§ **WHAT NEEDS TO BE DONE**: For each line below that contains the string "color", copy that line.

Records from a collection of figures

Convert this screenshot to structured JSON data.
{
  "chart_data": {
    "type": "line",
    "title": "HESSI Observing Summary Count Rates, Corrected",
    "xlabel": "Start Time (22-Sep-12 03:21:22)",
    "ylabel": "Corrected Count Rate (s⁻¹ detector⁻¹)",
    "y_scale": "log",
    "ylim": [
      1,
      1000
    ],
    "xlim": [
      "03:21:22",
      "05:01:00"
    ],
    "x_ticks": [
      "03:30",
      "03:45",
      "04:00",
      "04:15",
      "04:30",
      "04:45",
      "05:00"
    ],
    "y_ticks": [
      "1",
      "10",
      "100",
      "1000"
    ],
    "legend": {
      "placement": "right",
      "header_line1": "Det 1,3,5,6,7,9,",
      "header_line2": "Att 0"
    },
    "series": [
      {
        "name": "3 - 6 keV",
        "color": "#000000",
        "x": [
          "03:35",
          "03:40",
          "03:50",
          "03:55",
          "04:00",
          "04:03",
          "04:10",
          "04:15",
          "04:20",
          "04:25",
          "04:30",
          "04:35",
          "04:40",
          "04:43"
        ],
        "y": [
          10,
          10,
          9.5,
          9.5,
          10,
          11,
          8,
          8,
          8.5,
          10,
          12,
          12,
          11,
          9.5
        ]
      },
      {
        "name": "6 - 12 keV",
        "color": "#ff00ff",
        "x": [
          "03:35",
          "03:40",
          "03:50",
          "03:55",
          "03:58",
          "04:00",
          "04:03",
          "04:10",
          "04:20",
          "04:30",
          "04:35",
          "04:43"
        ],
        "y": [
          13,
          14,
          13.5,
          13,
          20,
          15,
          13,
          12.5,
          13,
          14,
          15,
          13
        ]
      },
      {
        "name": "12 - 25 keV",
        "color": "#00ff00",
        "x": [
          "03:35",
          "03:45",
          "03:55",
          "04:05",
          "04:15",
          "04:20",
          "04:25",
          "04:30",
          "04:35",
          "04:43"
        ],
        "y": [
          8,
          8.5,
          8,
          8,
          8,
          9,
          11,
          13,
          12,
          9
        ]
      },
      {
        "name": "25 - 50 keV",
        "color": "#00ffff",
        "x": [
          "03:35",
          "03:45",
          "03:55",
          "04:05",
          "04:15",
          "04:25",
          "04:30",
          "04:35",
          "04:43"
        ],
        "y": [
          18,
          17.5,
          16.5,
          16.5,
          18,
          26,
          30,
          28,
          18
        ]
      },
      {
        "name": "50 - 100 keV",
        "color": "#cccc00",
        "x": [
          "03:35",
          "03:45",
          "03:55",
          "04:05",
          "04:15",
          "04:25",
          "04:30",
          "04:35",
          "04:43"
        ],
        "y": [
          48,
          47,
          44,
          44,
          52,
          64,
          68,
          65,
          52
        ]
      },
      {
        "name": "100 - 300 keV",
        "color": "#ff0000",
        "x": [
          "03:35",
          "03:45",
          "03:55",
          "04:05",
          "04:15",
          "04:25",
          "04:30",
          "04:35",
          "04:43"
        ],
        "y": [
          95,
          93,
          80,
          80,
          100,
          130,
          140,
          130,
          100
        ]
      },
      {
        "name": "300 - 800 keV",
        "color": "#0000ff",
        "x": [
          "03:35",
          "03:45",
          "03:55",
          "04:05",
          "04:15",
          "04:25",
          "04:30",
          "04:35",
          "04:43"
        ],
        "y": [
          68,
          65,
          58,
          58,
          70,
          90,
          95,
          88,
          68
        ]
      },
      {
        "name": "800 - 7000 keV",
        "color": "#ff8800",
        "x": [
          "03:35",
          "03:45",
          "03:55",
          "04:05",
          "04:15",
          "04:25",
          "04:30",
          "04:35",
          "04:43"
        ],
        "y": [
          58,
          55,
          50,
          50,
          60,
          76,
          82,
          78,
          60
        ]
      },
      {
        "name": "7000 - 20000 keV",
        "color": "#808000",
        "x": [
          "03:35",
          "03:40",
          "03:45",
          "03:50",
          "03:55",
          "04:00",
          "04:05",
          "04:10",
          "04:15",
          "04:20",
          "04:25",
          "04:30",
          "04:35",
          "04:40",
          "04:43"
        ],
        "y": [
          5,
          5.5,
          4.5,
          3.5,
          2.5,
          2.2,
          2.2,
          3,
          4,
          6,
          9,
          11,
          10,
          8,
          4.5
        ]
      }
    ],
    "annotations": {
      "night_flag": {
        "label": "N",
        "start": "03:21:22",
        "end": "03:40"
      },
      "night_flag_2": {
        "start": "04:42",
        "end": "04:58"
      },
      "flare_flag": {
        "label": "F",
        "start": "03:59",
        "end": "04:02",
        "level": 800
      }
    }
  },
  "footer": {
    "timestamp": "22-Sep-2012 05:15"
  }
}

§ **THE SOLUTION**:
        "color": "#000000",
        "color": "#ff00ff",
        "color": "#00ff00",
        "color": "#00ffff",
        "color": "#cccc00",
        "color": "#ff0000",
        "color": "#0000ff",
        "color": "#ff8800",
        "color": "#808000",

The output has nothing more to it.